▶ Source material:
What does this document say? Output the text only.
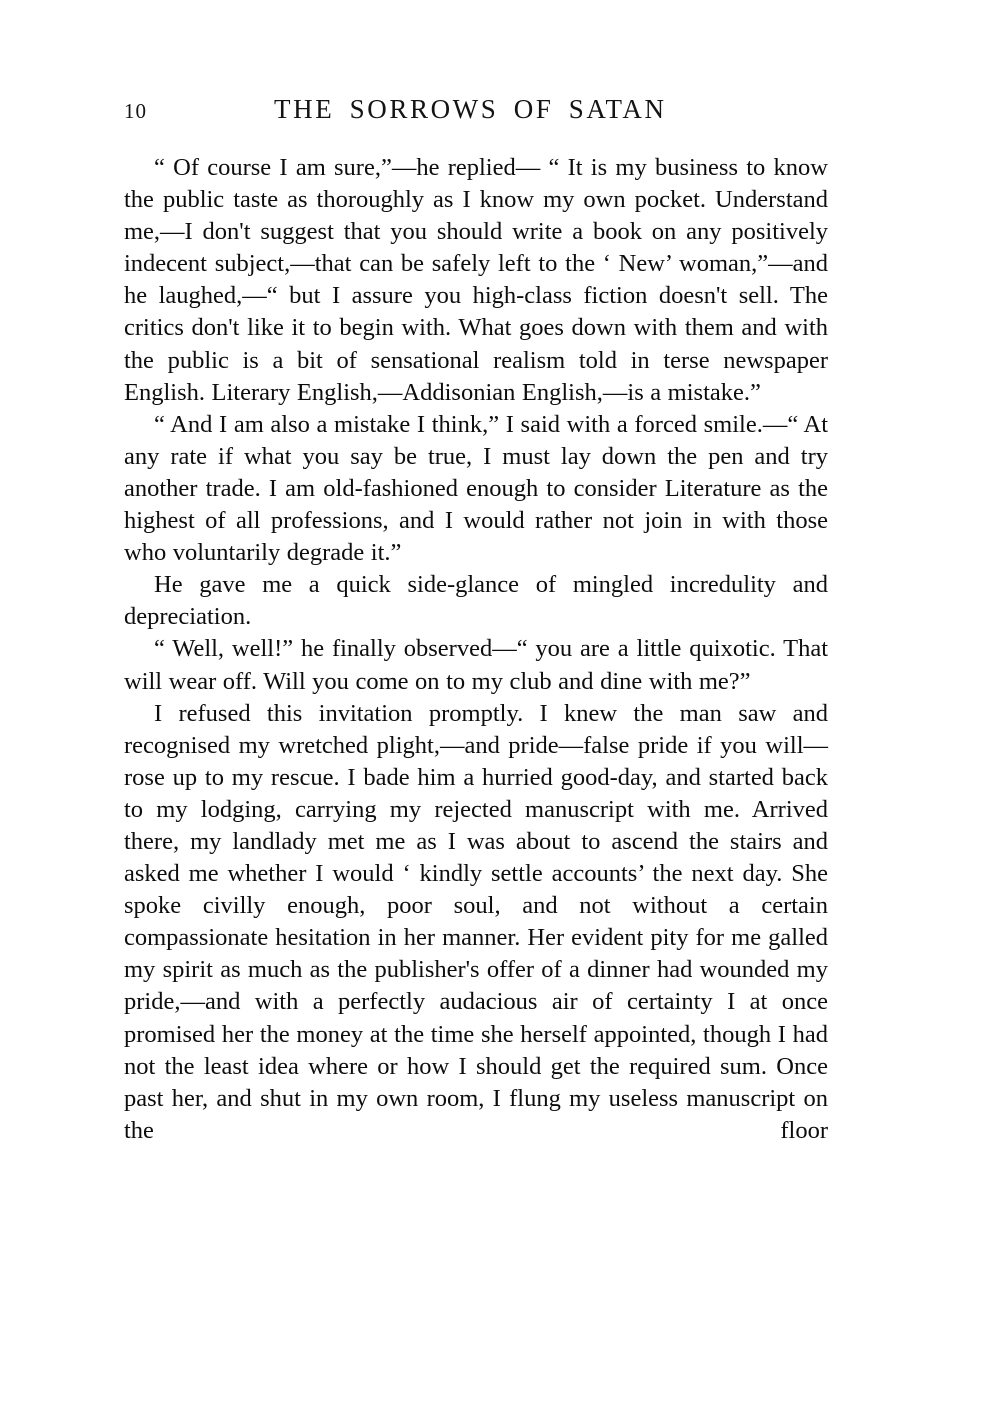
10	THE SORROWS OF SATAN

“ Of course I am sure,”—he replied— “ It is my business to know the public taste as thoroughly as I know my own pocket. Understand me,—I don't suggest that you should write a book on any positively indecent subject,—that can be safely left to the ‘ New’ woman,”—and he laughed,—“ but I assure you high-class fiction doesn't sell. The critics don't like it to begin with. What goes down with them and with the public is a bit of sensational realism told in terse newspaper English. Literary English,—Addisonian English,—is a mistake.”

“ And I am also a mistake I think,” I said with a forced smile.—“ At any rate if what you say be true, I must lay down the pen and try another trade. I am old-fashioned enough to consider Literature as the highest of all professions, and I would rather not join in with those who voluntarily degrade it.”

He gave me a quick side-glance of mingled incredulity and depreciation.

“ Well, well!” he finally observed—“ you are a little quixotic. That will wear off. Will you come on to my club and dine with me?”

I refused this invitation promptly. I knew the man saw and recognised my wretched plight,—and pride—false pride if you will—rose up to my rescue. I bade him a hurried good-day, and started back to my lodging, carrying my rejected manuscript with me. Arrived there, my landlady met me as I was about to ascend the stairs and asked me whether I would ‘ kindly settle accounts’ the next day. She spoke civilly enough, poor soul, and not without a certain compassionate hesitation in her manner. Her evident pity for me galled my spirit as much as the publisher's offer of a dinner had wounded my pride,—and with a perfectly audacious air of certainty I at once promised her the money at the time she herself appointed, though I had not the least idea where or how I should get the required sum. Once past her, and shut in my own room, I flung my useless manuscript on the floor
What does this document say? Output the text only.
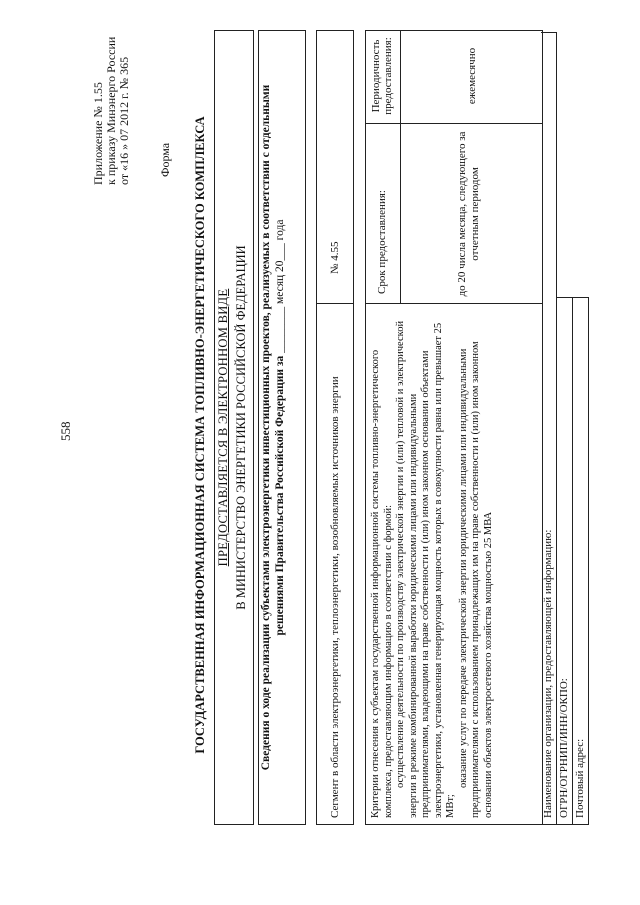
558
Приложение № 1.55 к приказу Минэнерго России от «16 » 07 2012 г. № 365 Форма ГОСУДАРСТВЕННАЯ ИНФОРМАЦИОННАЯ СИСТЕМА ТОПЛИВНО-ЭНЕРГЕТИЧЕСКОГО КОМПЛЕКСА ПРЕДОСТАВЛЯЕТСЯ В ЭЛЕКТРОННОМ ВИДЕ В МИНИСТЕРСТВО ЭНЕРГЕТИКИ РОССИЙСКОЙ ФЕДЕРАЦИИ Сведения о ходе реализации субъектами электроэнергетики инвестиционных проектов, реализуемых в соответствии с отдельными решениями Правительства Российской Федерации за ________ месяц 20___ года
Сегмент в области электроэнергетики, теплоэнергетики, возобновляемых источников энергии
№ 4.55

Критерии отнесения к субъектам государственной информационной системы топливно-энергетического комплекса, предоставляющим информацию в соответствии с формой: осуществление деятельности по производству электрической энергии и (или) тепловой и электрической энергии в режиме комбинированной выработки юридическими лицами или индивидуальными предпринимателями, владеющими на праве собственности и (или) ином законном основании объектами электроэнергетики, установленная генерирующая мощность которых в совокупности равна или превышает 25 МВт;

оказание услуг по передаче электрической энергии юридическими лицами или индивидуальными предпринимателями с использованием принадлежащих им на праве собственности и (или) ином законном основании объектов электросетевого хозяйства мощностью 25 МВА

Срок предоставления:
Периодичность предоставления:
до 20 числа месяца, следующего за отчетным периодом
ежемесячно
Наименование организации, предоставляющей информацию: ОГРН/ОГРНИП/ИНН/ОКПО: Почтовый адрес:
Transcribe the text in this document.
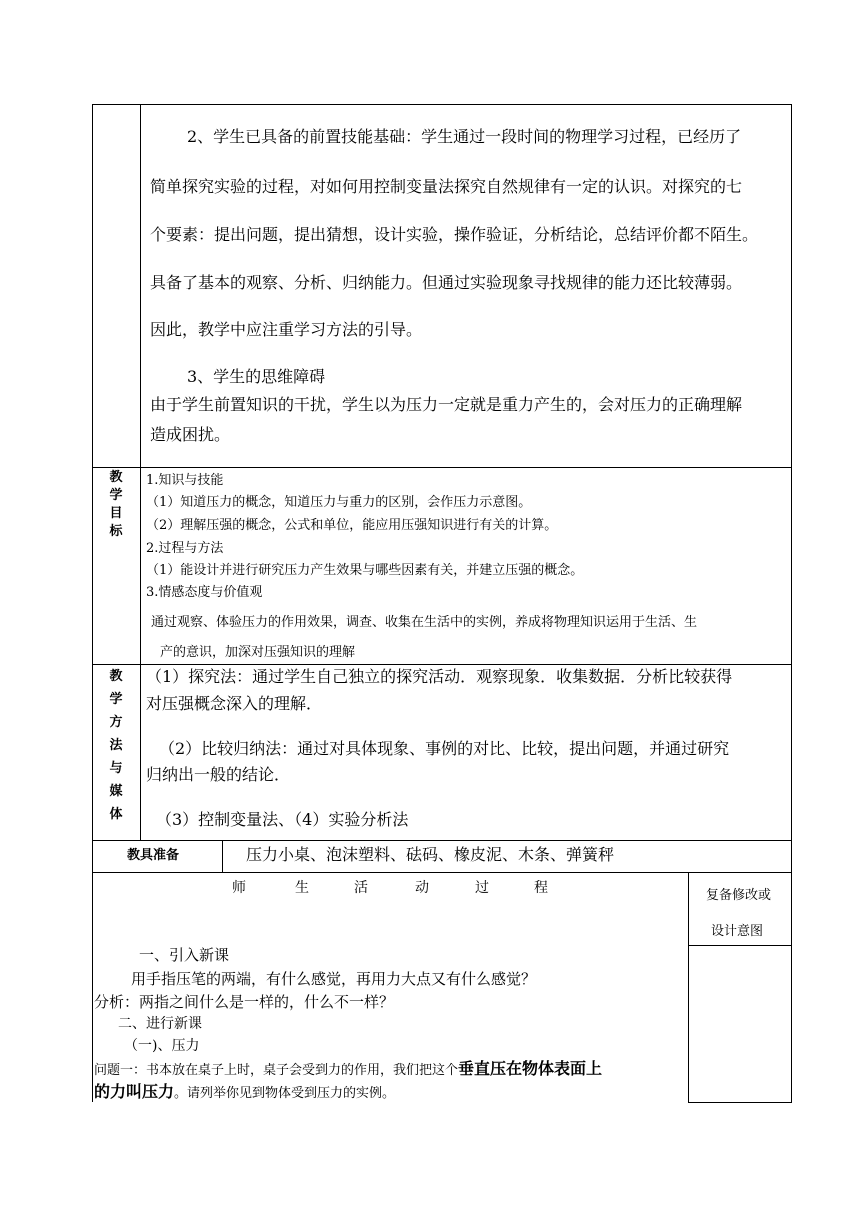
2、学生已具备的前置技能基础：学生通过一段时间的物理学习过程，已经历了
简单探究实验的过程，对如何用控制变量法探究自然规律有一定的认识。对探究的七
个要素：提出问题，提出猜想，设计实验，操作验证，分析结论，总结评价都不陌生。
具备了基本的观察、分析、归纳能力。但通过实验现象寻找规律的能力还比较薄弱。
因此，教学中应注重学习方法的引导。
3、学生的思维障碍
由于学生前置知识的干扰，学生以为压力一定就是重力产生的，会对压力的正确理解
造成困扰。
教
学
目
标
1.知识与技能
（1）知道压力的概念，知道压力与重力的区别，会作压力示意图。
（2）理解压强的概念，公式和单位，能应用压强知识进行有关的计算。
2.过程与方法
（1）能设计并进行研究压力产生效果与哪些因素有关，并建立压强的概念。
3.情感态度与价值观
通过观察、体验压力的作用效果，调查、收集在生活中的实例，养成将物理知识运用于生活、生
产的意识，加深对压强知识的理解
教
学
方
法
与
媒
体
（1）探究法：通过学生自己独立的探究活动．观察现象．收集数据．分析比较获得
对压强概念深入的理解．
（2）比较归纳法：通过对具体现象、事例的对比、比较，提出问题，并通过研究
归纳出一般的结论．
（3）控制变量法、（4）实验分析法
教具准备	压力小桌、泡沫塑料、砝码、橡皮泥、木条、弹簧秤
师	生	活	动	过	程	复备修改或
设计意图
一、引入新课
用手指压笔的两端，有什么感觉，再用力大点又有什么感觉？
分析：两指之间什么是一样的，什么不一样？
二、进行新课
（一)、压力
问题一：书本放在桌子上时，桌子会受到力的作用，我们把这个垂直压在物体表面上
的力叫压力。请列举你见到物体受到压力的实例。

▶ Problem description:
Your task is to retype the lines running from the one that contains "Transcribe the text in this document." through the end of the records, and nothing else. Pictures are not part of the copy.

▶ Answer to this task:
Transcribe the text in this document.
2、学生已具备的前置技能基础：学生通过一段时间的物理学习过程，已经历了
简单探究实验的过程，对如何用控制变量法探究自然规律有一定的认识。对探究的七
个要素：提出问题，提出猜想，设计实验，操作验证，分析结论，总结评价都不陌生。
具备了基本的观察、分析、归纳能力。但通过实验现象寻找规律的能力还比较薄弱。
因此，教学中应注重学习方法的引导。
3、学生的思维障碍
由于学生前置知识的干扰，学生以为压力一定就是重力产生的，会对压力的正确理解
造成困扰。
教
学
目
标
1.知识与技能
（1）知道压力的概念，知道压力与重力的区别，会作压力示意图。
（2）理解压强的概念，公式和单位，能应用压强知识进行有关的计算。
2.过程与方法
（1）能设计并进行研究压力产生效果与哪些因素有关，并建立压强的概念。
3.情感态度与价值观
通过观察、体验压力的作用效果，调查、收集在生活中的实例，养成将物理知识运用于生活、生
产的意识，加深对压强知识的理解
教
学
方
法
与
媒
体
（1）探究法：通过学生自己独立的探究活动．观察现象．收集数据．分析比较获得
对压强概念深入的理解．
（2）比较归纳法：通过对具体现象、事例的对比、比较，提出问题，并通过研究
归纳出一般的结论．
（3）控制变量法、（4）实验分析法
教具准备	压力小桌、泡沫塑料、砝码、橡皮泥、木条、弹簧秤
师	生	活	动	过	程	复备修改或
设计意图
一、引入新课
用手指压笔的两端，有什么感觉，再用力大点又有什么感觉？
分析：两指之间什么是一样的，什么不一样？
二、进行新课
（一)、压力
问题一：书本放在桌子上时，桌子会受到力的作用，我们把这个垂直压在物体表面上
的力叫压力。请列举你见到物体受到压力的实例。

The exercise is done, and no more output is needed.